- [EXERCISE DIRECTIONS] Look through the material below and count the lines with the string "Growth". Report only the count.

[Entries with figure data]

■ ■ ■ ■ ■ ■ ■

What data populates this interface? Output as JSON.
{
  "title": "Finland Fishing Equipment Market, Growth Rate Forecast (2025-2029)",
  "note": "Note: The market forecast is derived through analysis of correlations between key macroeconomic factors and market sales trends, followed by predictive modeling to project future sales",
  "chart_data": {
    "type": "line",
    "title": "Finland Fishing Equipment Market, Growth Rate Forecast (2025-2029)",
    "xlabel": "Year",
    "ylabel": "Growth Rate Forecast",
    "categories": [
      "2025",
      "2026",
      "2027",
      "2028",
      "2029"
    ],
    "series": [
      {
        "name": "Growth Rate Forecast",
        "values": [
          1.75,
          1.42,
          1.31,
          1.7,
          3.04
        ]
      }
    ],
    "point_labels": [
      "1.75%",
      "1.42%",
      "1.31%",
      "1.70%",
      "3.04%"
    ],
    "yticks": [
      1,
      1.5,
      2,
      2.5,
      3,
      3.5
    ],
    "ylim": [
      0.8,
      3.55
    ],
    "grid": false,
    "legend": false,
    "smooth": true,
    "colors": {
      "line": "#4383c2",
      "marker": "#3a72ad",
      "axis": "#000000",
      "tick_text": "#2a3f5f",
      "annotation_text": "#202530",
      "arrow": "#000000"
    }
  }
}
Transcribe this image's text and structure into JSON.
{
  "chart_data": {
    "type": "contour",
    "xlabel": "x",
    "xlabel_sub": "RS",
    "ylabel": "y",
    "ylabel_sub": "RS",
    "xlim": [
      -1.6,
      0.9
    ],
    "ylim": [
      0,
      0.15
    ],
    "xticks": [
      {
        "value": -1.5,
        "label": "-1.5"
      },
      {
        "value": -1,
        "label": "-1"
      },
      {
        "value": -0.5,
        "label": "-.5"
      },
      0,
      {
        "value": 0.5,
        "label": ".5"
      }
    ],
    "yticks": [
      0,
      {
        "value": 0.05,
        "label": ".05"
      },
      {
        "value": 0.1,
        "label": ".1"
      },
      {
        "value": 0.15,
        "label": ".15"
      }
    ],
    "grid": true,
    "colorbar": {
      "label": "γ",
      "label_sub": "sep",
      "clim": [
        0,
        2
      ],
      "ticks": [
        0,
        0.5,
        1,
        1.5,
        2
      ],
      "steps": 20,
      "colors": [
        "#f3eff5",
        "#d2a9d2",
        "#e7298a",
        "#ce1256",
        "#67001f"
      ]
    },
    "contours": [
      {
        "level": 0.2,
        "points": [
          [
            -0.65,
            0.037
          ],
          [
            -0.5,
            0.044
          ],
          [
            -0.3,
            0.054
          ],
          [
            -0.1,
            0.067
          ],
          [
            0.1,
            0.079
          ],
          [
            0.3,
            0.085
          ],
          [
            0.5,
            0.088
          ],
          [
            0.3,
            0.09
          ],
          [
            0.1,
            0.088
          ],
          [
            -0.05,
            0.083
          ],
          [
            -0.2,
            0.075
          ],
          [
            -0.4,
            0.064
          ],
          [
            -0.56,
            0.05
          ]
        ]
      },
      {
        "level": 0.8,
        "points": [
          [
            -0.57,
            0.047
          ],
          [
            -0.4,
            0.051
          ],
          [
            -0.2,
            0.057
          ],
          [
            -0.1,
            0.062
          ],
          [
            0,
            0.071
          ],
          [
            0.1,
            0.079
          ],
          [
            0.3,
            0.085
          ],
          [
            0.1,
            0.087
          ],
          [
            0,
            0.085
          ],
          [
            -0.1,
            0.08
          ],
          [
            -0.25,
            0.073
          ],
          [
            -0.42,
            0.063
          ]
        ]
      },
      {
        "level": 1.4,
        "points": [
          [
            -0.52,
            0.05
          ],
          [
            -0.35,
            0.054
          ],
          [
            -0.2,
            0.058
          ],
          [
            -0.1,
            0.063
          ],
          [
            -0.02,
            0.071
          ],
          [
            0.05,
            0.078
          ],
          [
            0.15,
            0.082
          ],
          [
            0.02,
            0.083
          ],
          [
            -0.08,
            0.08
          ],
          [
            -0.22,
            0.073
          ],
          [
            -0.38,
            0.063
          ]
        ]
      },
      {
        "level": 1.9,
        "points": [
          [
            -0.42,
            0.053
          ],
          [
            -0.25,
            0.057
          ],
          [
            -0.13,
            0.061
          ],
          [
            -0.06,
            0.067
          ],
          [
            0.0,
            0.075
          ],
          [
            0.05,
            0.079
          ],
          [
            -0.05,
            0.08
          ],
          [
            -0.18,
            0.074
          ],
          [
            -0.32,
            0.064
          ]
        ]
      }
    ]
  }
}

■ ■ ■ ■ ■ ■ ■

- [TASK ANSWER] 4